# AIM
Images are not part of the copy; write out the rest of the data exactly as given.

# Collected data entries

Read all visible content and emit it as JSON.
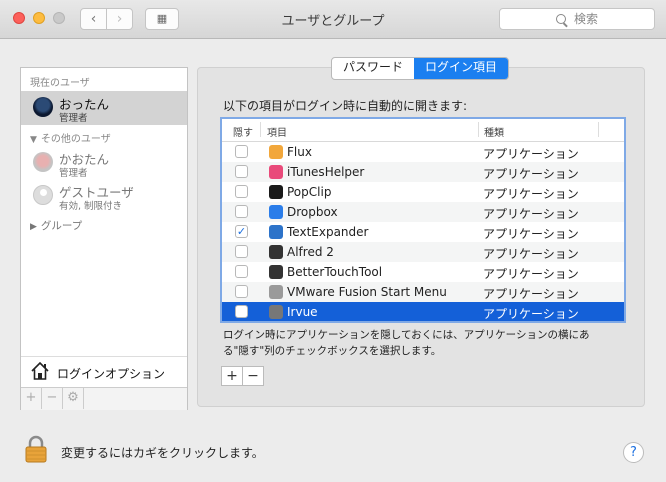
{
  "window": {
    "title": "ユーザとグループ"
  },
  "toolbar": {
    "back": "‹",
    "forward": "›",
    "grid": "▦",
    "search_placeholder": "検索"
  },
  "sidebar": {
    "current_header": "現在のユーザ",
    "current_user": {
      "name": "おったん",
      "role": "管理者"
    },
    "other_header": "その他のユーザ",
    "other_users": [
      {
        "name": "かおたん",
        "role": "管理者"
      },
      {
        "name": "ゲストユーザ",
        "role": "有効, 制限付き"
      }
    ],
    "group_label": "グループ",
    "login_options": "ログインオプション",
    "tools": [
      "+",
      "−",
      "⚙"
    ]
  },
  "tabs": [
    {
      "label": "パスワード",
      "active": false
    },
    {
      "label": "ログイン項目",
      "active": true
    }
  ],
  "main": {
    "description": "以下の項目がログイン時に自動的に開きます:",
    "columns": {
      "hide": "隠す",
      "item": "項目",
      "kind": "種類"
    },
    "items": [
      {
        "name": "Flux",
        "kind": "アプリケーション",
        "hidden": false,
        "icon": "flux-icon",
        "color": "#f2a73b"
      },
      {
        "name": "iTunesHelper",
        "kind": "アプリケーション",
        "hidden": false,
        "icon": "itunes-icon",
        "color": "#e94a7a"
      },
      {
        "name": "PopClip",
        "kind": "アプリケーション",
        "hidden": false,
        "icon": "popclip-icon",
        "color": "#1a1a1a"
      },
      {
        "name": "Dropbox",
        "kind": "アプリケーション",
        "hidden": false,
        "icon": "dropbox-icon",
        "color": "#2b7de9"
      },
      {
        "name": "TextExpander",
        "kind": "アプリケーション",
        "hidden": true,
        "icon": "textexpander-icon",
        "color": "#2d73c9"
      },
      {
        "name": "Alfred 2",
        "kind": "アプリケーション",
        "hidden": false,
        "icon": "alfred-icon",
        "color": "#333333"
      },
      {
        "name": "BetterTouchTool",
        "kind": "アプリケーション",
        "hidden": false,
        "icon": "bettertouchtool-icon",
        "color": "#333333"
      },
      {
        "name": "VMware Fusion Start Menu",
        "kind": "アプリケーション",
        "hidden": false,
        "icon": "vmware-icon",
        "color": "#9a9a9a"
      },
      {
        "name": "Irvue",
        "kind": "アプリケーション",
        "hidden": false,
        "icon": "irvue-icon",
        "color": "#777777",
        "selected": true
      }
    ],
    "hint": "ログイン時にアプリケーションを隠しておくには、アプリケーションの横にある\"隠す\"列のチェックボックスを選択します。",
    "add": "+",
    "remove": "−"
  },
  "footer": {
    "lock_text": "変更するにはカギをクリックします。",
    "help": "?"
  }
}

# SOLVED PROBLEM
Read all visible content and emit it as JSON.
{
  "window": {
    "title": "ユーザとグループ"
  },
  "toolbar": {
    "back": "‹",
    "forward": "›",
    "grid": "▦",
    "search_placeholder": "検索"
  },
  "sidebar": {
    "current_header": "現在のユーザ",
    "current_user": {
      "name": "おったん",
      "role": "管理者"
    },
    "other_header": "その他のユーザ",
    "other_users": [
      {
        "name": "かおたん",
        "role": "管理者"
      },
      {
        "name": "ゲストユーザ",
        "role": "有効, 制限付き"
      }
    ],
    "group_label": "グループ",
    "login_options": "ログインオプション",
    "tools": [
      "+",
      "−",
      "⚙"
    ]
  },
  "tabs": [
    {
      "label": "パスワード",
      "active": false
    },
    {
      "label": "ログイン項目",
      "active": true
    }
  ],
  "main": {
    "description": "以下の項目がログイン時に自動的に開きます:",
    "columns": {
      "hide": "隠す",
      "item": "項目",
      "kind": "種類"
    },
    "items": [
      {
        "name": "Flux",
        "kind": "アプリケーション",
        "hidden": false,
        "icon": "flux-icon",
        "color": "#f2a73b"
      },
      {
        "name": "iTunesHelper",
        "kind": "アプリケーション",
        "hidden": false,
        "icon": "itunes-icon",
        "color": "#e94a7a"
      },
      {
        "name": "PopClip",
        "kind": "アプリケーション",
        "hidden": false,
        "icon": "popclip-icon",
        "color": "#1a1a1a"
      },
      {
        "name": "Dropbox",
        "kind": "アプリケーション",
        "hidden": false,
        "icon": "dropbox-icon",
        "color": "#2b7de9"
      },
      {
        "name": "TextExpander",
        "kind": "アプリケーション",
        "hidden": true,
        "icon": "textexpander-icon",
        "color": "#2d73c9"
      },
      {
        "name": "Alfred 2",
        "kind": "アプリケーション",
        "hidden": false,
        "icon": "alfred-icon",
        "color": "#333333"
      },
      {
        "name": "BetterTouchTool",
        "kind": "アプリケーション",
        "hidden": false,
        "icon": "bettertouchtool-icon",
        "color": "#333333"
      },
      {
        "name": "VMware Fusion Start Menu",
        "kind": "アプリケーション",
        "hidden": false,
        "icon": "vmware-icon",
        "color": "#9a9a9a"
      },
      {
        "name": "Irvue",
        "kind": "アプリケーション",
        "hidden": false,
        "icon": "irvue-icon",
        "color": "#777777",
        "selected": true
      }
    ],
    "hint": "ログイン時にアプリケーションを隠しておくには、アプリケーションの横にある\"隠す\"列のチェックボックスを選択します。",
    "add": "+",
    "remove": "−"
  },
  "footer": {
    "lock_text": "変更するにはカギをクリックします。",
    "help": "?"
  }
}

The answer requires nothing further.